WHAT TO PRODUCE. Look through the listing below and work out how many of its lines hold the word "location". Give only the number.
--- START SOURCE MATERIAL ---
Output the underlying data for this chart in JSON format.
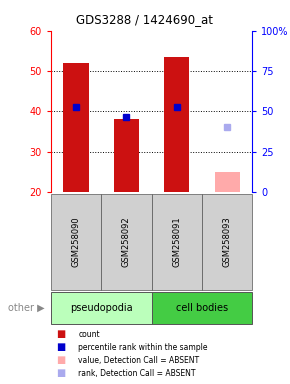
{
  "title": "GDS3288 / 1424690_at",
  "samples": [
    "GSM258090",
    "GSM258092",
    "GSM258091",
    "GSM258093"
  ],
  "groups": [
    "pseudopodia",
    "pseudopodia",
    "cell bodies",
    "cell bodies"
  ],
  "ylim_left": [
    20,
    60
  ],
  "ylim_right": [
    0,
    100
  ],
  "yticks_left": [
    20,
    30,
    40,
    50,
    60
  ],
  "yticks_right": [
    0,
    25,
    50,
    75,
    100
  ],
  "bar_values": [
    52,
    38,
    53.5,
    null
  ],
  "bar_colors": [
    "#cc1111",
    "#cc1111",
    "#cc1111",
    null
  ],
  "absent_bar_values": [
    null,
    null,
    null,
    25
  ],
  "absent_bar_color": "#ffaaaa",
  "rank_squares": [
    41,
    38.5,
    41,
    null
  ],
  "rank_square_color": "#0000cc",
  "absent_rank_squares": [
    null,
    null,
    null,
    36
  ],
  "absent_rank_color": "#aaaaee",
  "group_colors": {
    "pseudopodia": "#bbffbb",
    "cell bodies": "#44cc44"
  },
  "bar_width": 0.5,
  "legend_items": [
    {
      "label": "count",
      "color": "#cc1111"
    },
    {
      "label": "percentile rank within the sample",
      "color": "#0000cc"
    },
    {
      "label": "value, Detection Call = ABSENT",
      "color": "#ffaaaa"
    },
    {
      "label": "rank, Detection Call = ABSENT",
      "color": "#aaaaee"
    }
  ]
}
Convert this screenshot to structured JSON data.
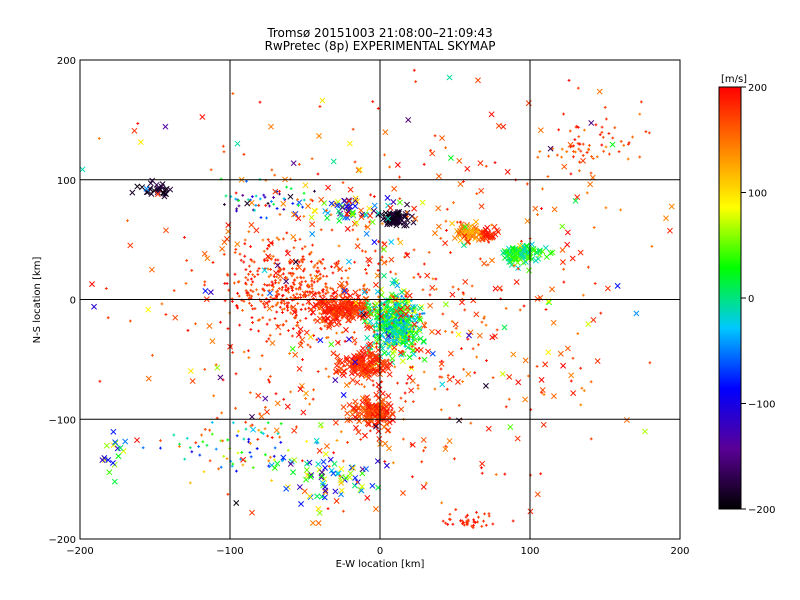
{
  "title": {
    "line1": "Tromsø 20151003 21:08:00–21:09:43",
    "line2": "RwPretec (8p) EXPERIMENTAL SKYMAP"
  },
  "chart_data": {
    "type": "scatter",
    "xlabel": "E-W location [km]",
    "ylabel": "N-S location [km]",
    "xlim": [
      -200,
      200
    ],
    "ylim": [
      -200,
      200
    ],
    "xticks": [
      -200,
      -100,
      0,
      100,
      200
    ],
    "yticks": [
      -200,
      -100,
      0,
      100,
      200
    ],
    "grid": true,
    "markers": [
      "+",
      "x"
    ],
    "colorbar": {
      "label": "[m/s]",
      "range": [
        -200,
        200
      ],
      "ticks": [
        200,
        100,
        0,
        -100,
        -200
      ],
      "colormap": [
        "#000000",
        "#5a0096",
        "#0000ff",
        "#00c8ff",
        "#00ff00",
        "#ffff00",
        "#ff8000",
        "#ff0000"
      ]
    },
    "clusters": [
      {
        "center": [
          -60,
          10
        ],
        "spread": [
          45,
          35
        ],
        "count": 360,
        "velocity": [
          150,
          200
        ],
        "marker": "+"
      },
      {
        "center": [
          -25,
          -8
        ],
        "spread": [
          22,
          14
        ],
        "count": 170,
        "velocity": [
          170,
          200
        ],
        "marker": "x"
      },
      {
        "center": [
          10,
          -20
        ],
        "spread": [
          16,
          26
        ],
        "count": 300,
        "velocity": [
          -40,
          90
        ],
        "marker": "x"
      },
      {
        "center": [
          10,
          -20
        ],
        "spread": [
          14,
          20
        ],
        "count": 200,
        "velocity": [
          -60,
          40
        ],
        "marker": "+"
      },
      {
        "center": [
          -10,
          -55
        ],
        "spread": [
          18,
          12
        ],
        "count": 140,
        "velocity": [
          160,
          200
        ],
        "marker": "x"
      },
      {
        "center": [
          -5,
          -95
        ],
        "spread": [
          14,
          14
        ],
        "count": 140,
        "velocity": [
          150,
          200
        ],
        "marker": "x"
      },
      {
        "center": [
          10,
          68
        ],
        "spread": [
          8,
          5
        ],
        "count": 90,
        "velocity": [
          -200,
          -175
        ],
        "marker": "x"
      },
      {
        "center": [
          60,
          55
        ],
        "spread": [
          10,
          6
        ],
        "count": 60,
        "velocity": [
          110,
          160
        ],
        "marker": "x"
      },
      {
        "center": [
          72,
          55
        ],
        "spread": [
          6,
          6
        ],
        "count": 25,
        "velocity": [
          170,
          200
        ],
        "marker": "x"
      },
      {
        "center": [
          95,
          37
        ],
        "spread": [
          13,
          8
        ],
        "count": 95,
        "velocity": [
          -20,
          60
        ],
        "marker": "x"
      },
      {
        "center": [
          -150,
          92
        ],
        "spread": [
          10,
          6
        ],
        "count": 28,
        "velocity": [
          -200,
          -170
        ],
        "marker": "x"
      },
      {
        "center": [
          -80,
          85
        ],
        "spread": [
          30,
          15
        ],
        "count": 45,
        "velocity": [
          -200,
          40
        ],
        "marker": "+"
      },
      {
        "center": [
          -20,
          75
        ],
        "spread": [
          25,
          12
        ],
        "count": 60,
        "velocity": [
          -200,
          200
        ],
        "marker": "x"
      },
      {
        "center": [
          -90,
          -125
        ],
        "spread": [
          50,
          25
        ],
        "count": 80,
        "velocity": [
          -120,
          200
        ],
        "marker": "+"
      },
      {
        "center": [
          -30,
          -150
        ],
        "spread": [
          40,
          20
        ],
        "count": 70,
        "velocity": [
          -150,
          120
        ],
        "marker": "x"
      },
      {
        "center": [
          -180,
          -130
        ],
        "spread": [
          10,
          20
        ],
        "count": 18,
        "velocity": [
          -120,
          100
        ],
        "marker": "x"
      },
      {
        "center": [
          60,
          -185
        ],
        "spread": [
          20,
          8
        ],
        "count": 40,
        "velocity": [
          170,
          200
        ],
        "marker": "+"
      },
      {
        "center": [
          140,
          130
        ],
        "spread": [
          30,
          25
        ],
        "count": 70,
        "velocity": [
          140,
          200
        ],
        "marker": "+"
      },
      {
        "center": [
          0,
          0
        ],
        "spread": [
          150,
          150
        ],
        "count": 420,
        "velocity": [
          140,
          200
        ],
        "marker": "+"
      },
      {
        "center": [
          0,
          0
        ],
        "spread": [
          160,
          160
        ],
        "count": 230,
        "velocity": [
          140,
          200
        ],
        "marker": "x"
      },
      {
        "center": [
          0,
          0
        ],
        "spread": [
          170,
          170
        ],
        "count": 120,
        "velocity": [
          -200,
          200
        ],
        "marker": "x"
      }
    ]
  }
}
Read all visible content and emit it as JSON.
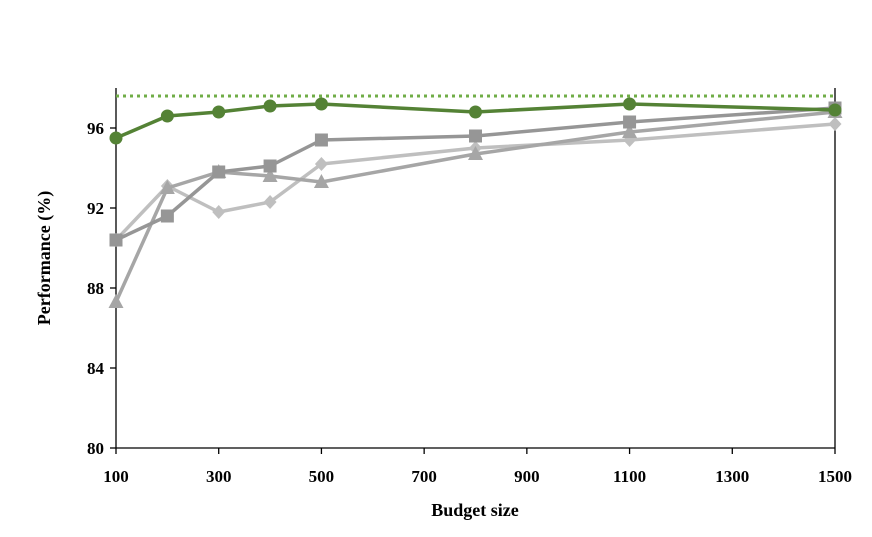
{
  "chart_data": {
    "type": "line",
    "xlabel": "Budget size",
    "ylabel": "Performance (%)",
    "xlim": [
      100,
      1500
    ],
    "ylim": [
      80,
      98
    ],
    "xticks": [
      100,
      300,
      500,
      700,
      900,
      1100,
      1300,
      1500
    ],
    "yticks": [
      80,
      84,
      88,
      92,
      96
    ],
    "grid": false,
    "legend": "none",
    "reference_line": {
      "y": 97.6,
      "style": "dotted",
      "color": "#70ad47"
    },
    "series": [
      {
        "color": "#548235",
        "marker": "circle",
        "x": [
          100,
          200,
          300,
          400,
          500,
          800,
          1100,
          1500
        ],
        "y": [
          95.5,
          96.6,
          96.8,
          97.1,
          97.2,
          96.8,
          97.2,
          96.9
        ]
      },
      {
        "color": "#969696",
        "marker": "square",
        "x": [
          100,
          200,
          300,
          400,
          500,
          800,
          1100,
          1500
        ],
        "y": [
          90.4,
          91.6,
          93.8,
          94.1,
          95.4,
          95.6,
          96.3,
          97.0
        ]
      },
      {
        "color": "#a6a6a6",
        "marker": "triangle",
        "x": [
          100,
          200,
          300,
          400,
          500,
          800,
          1100,
          1500
        ],
        "y": [
          87.3,
          93.0,
          93.8,
          93.6,
          93.3,
          94.7,
          95.8,
          96.8
        ]
      },
      {
        "color": "#bfbfbf",
        "marker": "diamond",
        "x": [
          100,
          200,
          300,
          400,
          500,
          800,
          1100,
          1500
        ],
        "y": [
          90.4,
          93.1,
          91.8,
          92.3,
          94.2,
          95.0,
          95.4,
          96.2
        ]
      }
    ]
  }
}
--- END SOURCE MATERIAL ---
WRITTEN SOLUTION. 2